▶ **EXERCISE GOAL**
Leave out the images; return the rest of the data exactly.

▶ **LISTING**
— START —

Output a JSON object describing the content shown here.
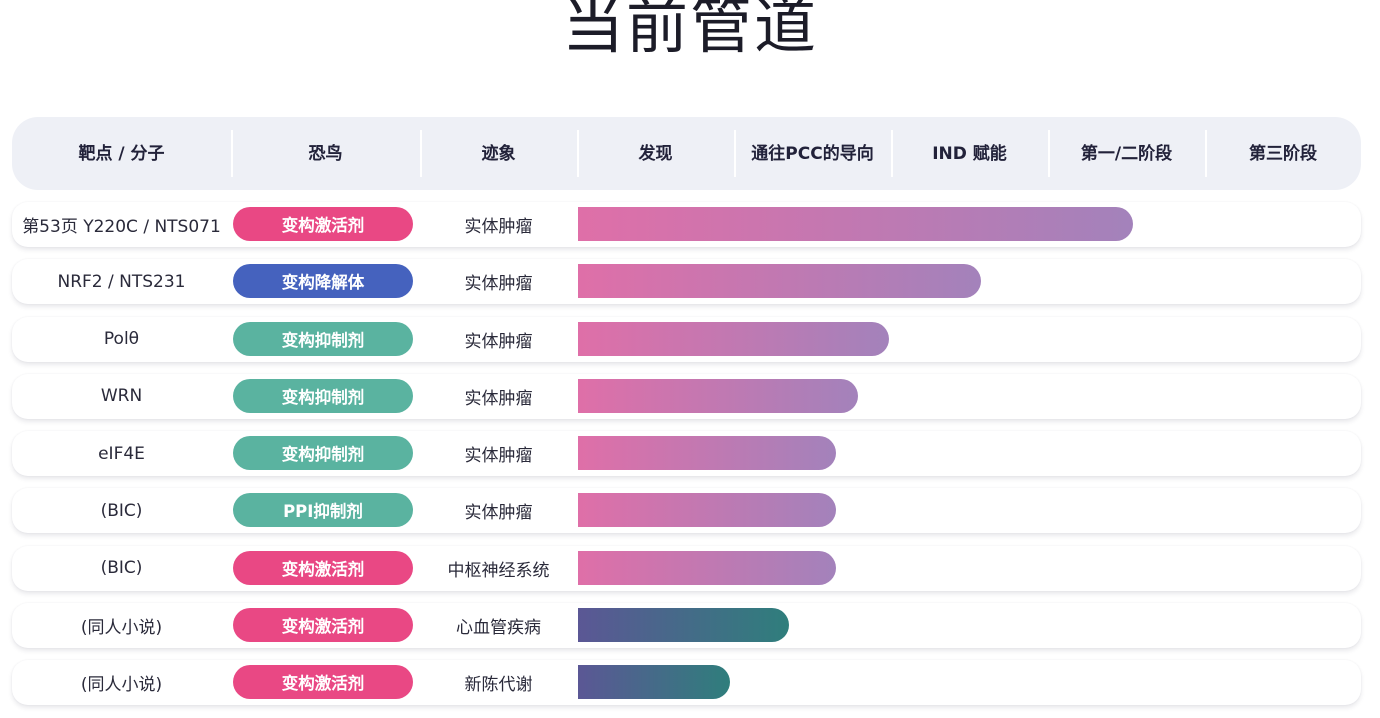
{
  "page": {
    "title": "当前管道"
  },
  "pipeline": {
    "columns": [
      "靶点 / 分子",
      "恐鸟",
      "迹象",
      "发现",
      "通往PCC的导向",
      "IND 赋能",
      "第一/二阶段",
      "第三阶段"
    ],
    "stage_columns": [
      "发现",
      "通往PCC的导向",
      "IND 赋能",
      "第一/二阶段",
      "第三阶段"
    ],
    "modality_colors": {
      "activator": "#e94884",
      "degrader": "#4562be",
      "inhibitor": "#5ab3a0"
    },
    "bar_gradients": {
      "oncology": [
        "#df6fa8",
        "#a382bb"
      ],
      "other": [
        "#5b5795",
        "#2f7e7c"
      ]
    },
    "rows": [
      {
        "target": "第53页 Y220C / NTS071",
        "modality": "变构激活剂",
        "modality_type": "activator",
        "indication": "实体肿瘤",
        "progress": 0.475,
        "bar_style": "oncology"
      },
      {
        "target": "NRF2 / NTS231",
        "modality": "变构降解体",
        "modality_type": "degrader",
        "indication": "实体肿瘤",
        "progress": 0.345,
        "bar_style": "oncology"
      },
      {
        "target": "Polθ",
        "modality": "变构抑制剂",
        "modality_type": "inhibitor",
        "indication": "实体肿瘤",
        "progress": 0.266,
        "bar_style": "oncology"
      },
      {
        "target": "WRN",
        "modality": "变构抑制剂",
        "modality_type": "inhibitor",
        "indication": "实体肿瘤",
        "progress": 0.24,
        "bar_style": "oncology"
      },
      {
        "target": "eIF4E",
        "modality": "变构抑制剂",
        "modality_type": "inhibitor",
        "indication": "实体肿瘤",
        "progress": 0.221,
        "bar_style": "oncology"
      },
      {
        "target": "(BIC)",
        "modality": "PPI抑制剂",
        "modality_type": "inhibitor",
        "indication": "实体肿瘤",
        "progress": 0.221,
        "bar_style": "oncology"
      },
      {
        "target": "(BIC)",
        "modality": "变构激活剂",
        "modality_type": "activator",
        "indication": "中枢神经系统",
        "progress": 0.221,
        "bar_style": "oncology"
      },
      {
        "target": "(同人小说)",
        "modality": "变构激活剂",
        "modality_type": "activator",
        "indication": "心血管疾病",
        "progress": 0.181,
        "bar_style": "other"
      },
      {
        "target": "(同人小说)",
        "modality": "变构激活剂",
        "modality_type": "activator",
        "indication": "新陈代谢",
        "progress": 0.13,
        "bar_style": "other"
      }
    ]
  }
}
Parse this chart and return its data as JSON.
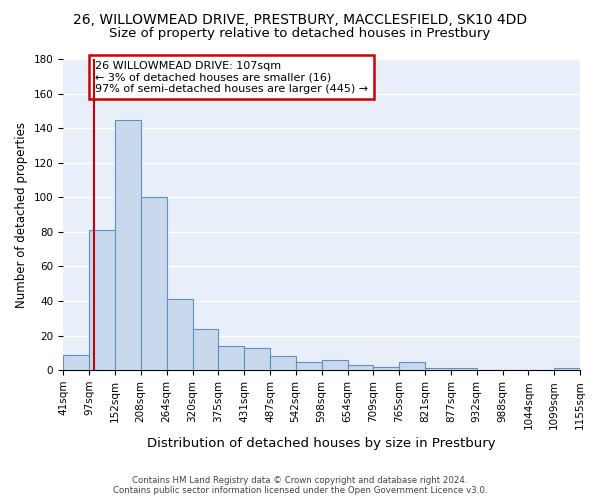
{
  "title": "26, WILLOWMEAD DRIVE, PRESTBURY, MACCLESFIELD, SK10 4DD",
  "subtitle": "Size of property relative to detached houses in Prestbury",
  "xlabel": "Distribution of detached houses by size in Prestbury",
  "ylabel": "Number of detached properties",
  "bin_edges": [
    41,
    97,
    152,
    208,
    264,
    320,
    375,
    431,
    487,
    542,
    598,
    654,
    709,
    765,
    821,
    877,
    932,
    988,
    1044,
    1099,
    1155
  ],
  "bar_heights": [
    9,
    81,
    145,
    100,
    41,
    24,
    14,
    13,
    8,
    5,
    6,
    3,
    2,
    5,
    1,
    1,
    0,
    0,
    0,
    1
  ],
  "bar_color": "#c8d9ed",
  "bar_edge_color": "#6090c0",
  "vline_x": 107,
  "vline_color": "#cc0000",
  "annotation_line1": "26 WILLOWMEAD DRIVE: 107sqm",
  "annotation_line2": "← 3% of detached houses are smaller (16)",
  "annotation_line3": "97% of semi-detached houses are larger (445) →",
  "annotation_box_color": "#cc0000",
  "ylim": [
    0,
    180
  ],
  "yticks": [
    0,
    20,
    40,
    60,
    80,
    100,
    120,
    140,
    160,
    180
  ],
  "background_color": "#e8eff8",
  "grid_color": "#ffffff",
  "footer": "Contains HM Land Registry data © Crown copyright and database right 2024.\nContains public sector information licensed under the Open Government Licence v3.0.",
  "title_fontsize": 10,
  "subtitle_fontsize": 9.5,
  "xlabel_fontsize": 9.5,
  "ylabel_fontsize": 8.5,
  "tick_fontsize": 7.5,
  "annotation_fontsize": 8
}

— END —

▶ **THE RESULT**
Output a JSON object describing the content shown here.
{
  "page": {
    "title": "当前管道"
  },
  "pipeline": {
    "columns": [
      "靶点 / 分子",
      "恐鸟",
      "迹象",
      "发现",
      "通往PCC的导向",
      "IND 赋能",
      "第一/二阶段",
      "第三阶段"
    ],
    "stage_columns": [
      "发现",
      "通往PCC的导向",
      "IND 赋能",
      "第一/二阶段",
      "第三阶段"
    ],
    "modality_colors": {
      "activator": "#e94884",
      "degrader": "#4562be",
      "inhibitor": "#5ab3a0"
    },
    "bar_gradients": {
      "oncology": [
        "#df6fa8",
        "#a382bb"
      ],
      "other": [
        "#5b5795",
        "#2f7e7c"
      ]
    },
    "rows": [
      {
        "target": "第53页 Y220C / NTS071",
        "modality": "变构激活剂",
        "modality_type": "activator",
        "indication": "实体肿瘤",
        "progress": 0.475,
        "bar_style": "oncology"
      },
      {
        "target": "NRF2 / NTS231",
        "modality": "变构降解体",
        "modality_type": "degrader",
        "indication": "实体肿瘤",
        "progress": 0.345,
        "bar_style": "oncology"
      },
      {
        "target": "Polθ",
        "modality": "变构抑制剂",
        "modality_type": "inhibitor",
        "indication": "实体肿瘤",
        "progress": 0.266,
        "bar_style": "oncology"
      },
      {
        "target": "WRN",
        "modality": "变构抑制剂",
        "modality_type": "inhibitor",
        "indication": "实体肿瘤",
        "progress": 0.24,
        "bar_style": "oncology"
      },
      {
        "target": "eIF4E",
        "modality": "变构抑制剂",
        "modality_type": "inhibitor",
        "indication": "实体肿瘤",
        "progress": 0.221,
        "bar_style": "oncology"
      },
      {
        "target": "(BIC)",
        "modality": "PPI抑制剂",
        "modality_type": "inhibitor",
        "indication": "实体肿瘤",
        "progress": 0.221,
        "bar_style": "oncology"
      },
      {
        "target": "(BIC)",
        "modality": "变构激活剂",
        "modality_type": "activator",
        "indication": "中枢神经系统",
        "progress": 0.221,
        "bar_style": "oncology"
      },
      {
        "target": "(同人小说)",
        "modality": "变构激活剂",
        "modality_type": "activator",
        "indication": "心血管疾病",
        "progress": 0.181,
        "bar_style": "other"
      },
      {
        "target": "(同人小说)",
        "modality": "变构激活剂",
        "modality_type": "activator",
        "indication": "新陈代谢",
        "progress": 0.13,
        "bar_style": "other"
      }
    ]
  }
}
Parse this chart and return its data as JSON.
{
  "title": "26, WILLOWMEAD DRIVE, PRESTBURY, MACCLESFIELD, SK10 4DD",
  "subtitle": "Size of property relative to detached houses in Prestbury",
  "xlabel": "Distribution of detached houses by size in Prestbury",
  "ylabel": "Number of detached properties",
  "bin_edges": [
    41,
    97,
    152,
    208,
    264,
    320,
    375,
    431,
    487,
    542,
    598,
    654,
    709,
    765,
    821,
    877,
    932,
    988,
    1044,
    1099,
    1155
  ],
  "bar_heights": [
    9,
    81,
    145,
    100,
    41,
    24,
    14,
    13,
    8,
    5,
    6,
    3,
    2,
    5,
    1,
    1,
    0,
    0,
    0,
    1
  ],
  "bar_color": "#c8d9ed",
  "bar_edge_color": "#6090c0",
  "vline_x": 107,
  "vline_color": "#cc0000",
  "annotation_line1": "26 WILLOWMEAD DRIVE: 107sqm",
  "annotation_line2": "← 3% of detached houses are smaller (16)",
  "annotation_line3": "97% of semi-detached houses are larger (445) →",
  "annotation_box_color": "#cc0000",
  "ylim": [
    0,
    180
  ],
  "yticks": [
    0,
    20,
    40,
    60,
    80,
    100,
    120,
    140,
    160,
    180
  ],
  "background_color": "#e8eff8",
  "grid_color": "#ffffff",
  "footer": "Contains HM Land Registry data © Crown copyright and database right 2024.\nContains public sector information licensed under the Open Government Licence v3.0.",
  "title_fontsize": 10,
  "subtitle_fontsize": 9.5,
  "xlabel_fontsize": 9.5,
  "ylabel_fontsize": 8.5,
  "tick_fontsize": 7.5,
  "annotation_fontsize": 8
}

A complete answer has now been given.